• **Goal**: Write out each line of the material again, word for word.

- - -

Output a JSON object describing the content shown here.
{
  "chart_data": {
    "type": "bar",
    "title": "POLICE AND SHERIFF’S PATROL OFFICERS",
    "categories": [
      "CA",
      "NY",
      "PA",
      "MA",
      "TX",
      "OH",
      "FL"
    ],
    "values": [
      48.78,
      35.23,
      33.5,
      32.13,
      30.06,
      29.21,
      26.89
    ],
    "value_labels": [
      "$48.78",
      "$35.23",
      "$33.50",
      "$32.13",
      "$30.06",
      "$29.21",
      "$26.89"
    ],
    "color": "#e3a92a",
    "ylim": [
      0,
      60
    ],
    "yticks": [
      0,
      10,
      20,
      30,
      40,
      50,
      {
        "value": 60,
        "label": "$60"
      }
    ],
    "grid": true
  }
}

- - -

• **Answer to the exercise**:
Output a JSON object describing the content shown here.
{
  "chart_data": {
    "type": "bar",
    "title": "POLICE AND SHERIFF’S PATROL OFFICERS",
    "categories": [
      "CA",
      "NY",
      "PA",
      "MA",
      "TX",
      "OH",
      "FL"
    ],
    "values": [
      48.78,
      35.23,
      33.5,
      32.13,
      30.06,
      29.21,
      26.89
    ],
    "value_labels": [
      "$48.78",
      "$35.23",
      "$33.50",
      "$32.13",
      "$30.06",
      "$29.21",
      "$26.89"
    ],
    "color": "#e3a92a",
    "ylim": [
      0,
      60
    ],
    "yticks": [
      0,
      10,
      20,
      30,
      40,
      50,
      {
        "value": 60,
        "label": "$60"
      }
    ],
    "grid": true
  }
}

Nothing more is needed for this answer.